** Start Working data **

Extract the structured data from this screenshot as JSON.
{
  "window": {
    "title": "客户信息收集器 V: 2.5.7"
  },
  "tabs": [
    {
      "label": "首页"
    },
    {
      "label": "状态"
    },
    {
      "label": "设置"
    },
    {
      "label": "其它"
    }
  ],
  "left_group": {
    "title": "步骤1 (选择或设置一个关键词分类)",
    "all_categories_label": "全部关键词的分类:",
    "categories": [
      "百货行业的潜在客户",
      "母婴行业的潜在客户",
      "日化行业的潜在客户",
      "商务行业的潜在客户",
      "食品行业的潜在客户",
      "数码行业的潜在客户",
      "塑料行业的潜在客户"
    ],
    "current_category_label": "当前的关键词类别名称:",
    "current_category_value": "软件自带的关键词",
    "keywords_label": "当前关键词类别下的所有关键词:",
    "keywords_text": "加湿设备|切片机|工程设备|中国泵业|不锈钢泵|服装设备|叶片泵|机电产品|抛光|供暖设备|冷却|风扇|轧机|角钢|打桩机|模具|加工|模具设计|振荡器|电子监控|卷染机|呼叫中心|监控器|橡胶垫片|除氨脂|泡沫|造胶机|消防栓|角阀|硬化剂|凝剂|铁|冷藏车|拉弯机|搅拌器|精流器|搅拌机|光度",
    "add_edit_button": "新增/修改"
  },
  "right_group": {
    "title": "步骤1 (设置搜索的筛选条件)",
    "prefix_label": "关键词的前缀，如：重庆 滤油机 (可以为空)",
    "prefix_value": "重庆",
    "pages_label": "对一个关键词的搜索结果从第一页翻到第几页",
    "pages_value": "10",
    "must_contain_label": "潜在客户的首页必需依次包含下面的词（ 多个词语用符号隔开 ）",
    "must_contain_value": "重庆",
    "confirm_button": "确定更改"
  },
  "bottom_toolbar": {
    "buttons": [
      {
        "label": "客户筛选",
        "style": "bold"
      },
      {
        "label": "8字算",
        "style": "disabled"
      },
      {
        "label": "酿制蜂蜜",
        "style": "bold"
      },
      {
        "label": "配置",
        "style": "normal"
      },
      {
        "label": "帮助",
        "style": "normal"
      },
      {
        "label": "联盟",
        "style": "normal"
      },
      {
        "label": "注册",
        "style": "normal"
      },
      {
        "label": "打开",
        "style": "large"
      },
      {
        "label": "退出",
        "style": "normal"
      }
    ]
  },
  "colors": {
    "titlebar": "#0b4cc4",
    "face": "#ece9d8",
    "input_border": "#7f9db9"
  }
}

** End Working data **

Using the data above, repeat every line exactly.

Extract the structured data from this screenshot as JSON.
{
  "window": {
    "title": "客户信息收集器 V: 2.5.7"
  },
  "tabs": [
    {
      "label": "首页"
    },
    {
      "label": "状态"
    },
    {
      "label": "设置"
    },
    {
      "label": "其它"
    }
  ],
  "left_group": {
    "title": "步骤1 (选择或设置一个关键词分类)",
    "all_categories_label": "全部关键词的分类:",
    "categories": [
      "百货行业的潜在客户",
      "母婴行业的潜在客户",
      "日化行业的潜在客户",
      "商务行业的潜在客户",
      "食品行业的潜在客户",
      "数码行业的潜在客户",
      "塑料行业的潜在客户"
    ],
    "current_category_label": "当前的关键词类别名称:",
    "current_category_value": "软件自带的关键词",
    "keywords_label": "当前关键词类别下的所有关键词:",
    "keywords_text": "加湿设备|切片机|工程设备|中国泵业|不锈钢泵|服装设备|叶片泵|机电产品|抛光|供暖设备|冷却|风扇|轧机|角钢|打桩机|模具|加工|模具设计|振荡器|电子监控|卷染机|呼叫中心|监控器|橡胶垫片|除氨脂|泡沫|造胶机|消防栓|角阀|硬化剂|凝剂|铁|冷藏车|拉弯机|搅拌器|精流器|搅拌机|光度",
    "add_edit_button": "新增/修改"
  },
  "right_group": {
    "title": "步骤1 (设置搜索的筛选条件)",
    "prefix_label": "关键词的前缀，如：重庆 滤油机 (可以为空)",
    "prefix_value": "重庆",
    "pages_label": "对一个关键词的搜索结果从第一页翻到第几页",
    "pages_value": "10",
    "must_contain_label": "潜在客户的首页必需依次包含下面的词（ 多个词语用符号隔开 ）",
    "must_contain_value": "重庆",
    "confirm_button": "确定更改"
  },
  "bottom_toolbar": {
    "buttons": [
      {
        "label": "客户筛选",
        "style": "bold"
      },
      {
        "label": "8字算",
        "style": "disabled"
      },
      {
        "label": "酿制蜂蜜",
        "style": "bold"
      },
      {
        "label": "配置",
        "style": "normal"
      },
      {
        "label": "帮助",
        "style": "normal"
      },
      {
        "label": "联盟",
        "style": "normal"
      },
      {
        "label": "注册",
        "style": "normal"
      },
      {
        "label": "打开",
        "style": "large"
      },
      {
        "label": "退出",
        "style": "normal"
      }
    ]
  },
  "colors": {
    "titlebar": "#0b4cc4",
    "face": "#ece9d8",
    "input_border": "#7f9db9"
  }
}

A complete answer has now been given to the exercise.